Restate the whole listing exactly.

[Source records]
◇ ◇ ◇ ◇ ◇ ◇ ◇
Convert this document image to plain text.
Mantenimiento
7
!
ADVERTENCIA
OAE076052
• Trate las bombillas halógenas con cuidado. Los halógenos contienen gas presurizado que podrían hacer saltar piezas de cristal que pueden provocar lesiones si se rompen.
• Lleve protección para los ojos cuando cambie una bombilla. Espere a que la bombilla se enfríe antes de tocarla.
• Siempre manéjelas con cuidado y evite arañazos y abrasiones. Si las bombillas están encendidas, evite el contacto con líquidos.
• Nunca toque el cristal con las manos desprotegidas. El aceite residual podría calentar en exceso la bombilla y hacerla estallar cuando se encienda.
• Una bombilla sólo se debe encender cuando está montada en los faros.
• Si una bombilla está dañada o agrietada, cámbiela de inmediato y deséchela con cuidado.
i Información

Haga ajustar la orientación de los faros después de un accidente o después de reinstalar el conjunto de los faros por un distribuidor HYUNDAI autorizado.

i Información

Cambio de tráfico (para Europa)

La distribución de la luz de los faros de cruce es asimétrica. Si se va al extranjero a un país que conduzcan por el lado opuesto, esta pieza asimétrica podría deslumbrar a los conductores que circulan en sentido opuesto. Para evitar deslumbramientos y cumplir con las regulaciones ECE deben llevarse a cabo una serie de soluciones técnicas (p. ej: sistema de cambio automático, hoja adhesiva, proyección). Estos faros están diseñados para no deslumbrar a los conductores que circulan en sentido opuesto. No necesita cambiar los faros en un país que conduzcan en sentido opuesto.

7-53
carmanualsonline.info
◇ ◇ ◇ ◇ ◇ ◇ ◇
• [THE RESPONSE]
Convert this document image to plain text.
Mantenimiento
7
!
ADVERTENCIA
OAE076052
• Trate las bombillas halógenas con cuidado. Los halógenos contienen gas presurizado que podrían hacer saltar piezas de cristal que pueden provocar lesiones si se rompen.
• Lleve protección para los ojos cuando cambie una bombilla. Espere a que la bombilla se enfríe antes de tocarla.
• Siempre manéjelas con cuidado y evite arañazos y abrasiones. Si las bombillas están encendidas, evite el contacto con líquidos.
• Nunca toque el cristal con las manos desprotegidas. El aceite residual podría calentar en exceso la bombilla y hacerla estallar cuando se encienda.
• Una bombilla sólo se debe encender cuando está montada en los faros.
• Si una bombilla está dañada o agrietada, cámbiela de inmediato y deséchela con cuidado.
i Información

Haga ajustar la orientación de los faros después de un accidente o después de reinstalar el conjunto de los faros por un distribuidor HYUNDAI autorizado.

i Información

Cambio de tráfico (para Europa)

La distribución de la luz de los faros de cruce es asimétrica. Si se va al extranjero a un país que conduzcan por el lado opuesto, esta pieza asimétrica podría deslumbrar a los conductores que circulan en sentido opuesto. Para evitar deslumbramientos y cumplir con las regulaciones ECE deben llevarse a cabo una serie de soluciones técnicas (p. ej: sistema de cambio automático, hoja adhesiva, proyección). Estos faros están diseñados para no deslumbrar a los conductores que circulan en sentido opuesto. No necesita cambiar los faros en un país que conduzcan en sentido opuesto.

7-53
carmanualsonline.info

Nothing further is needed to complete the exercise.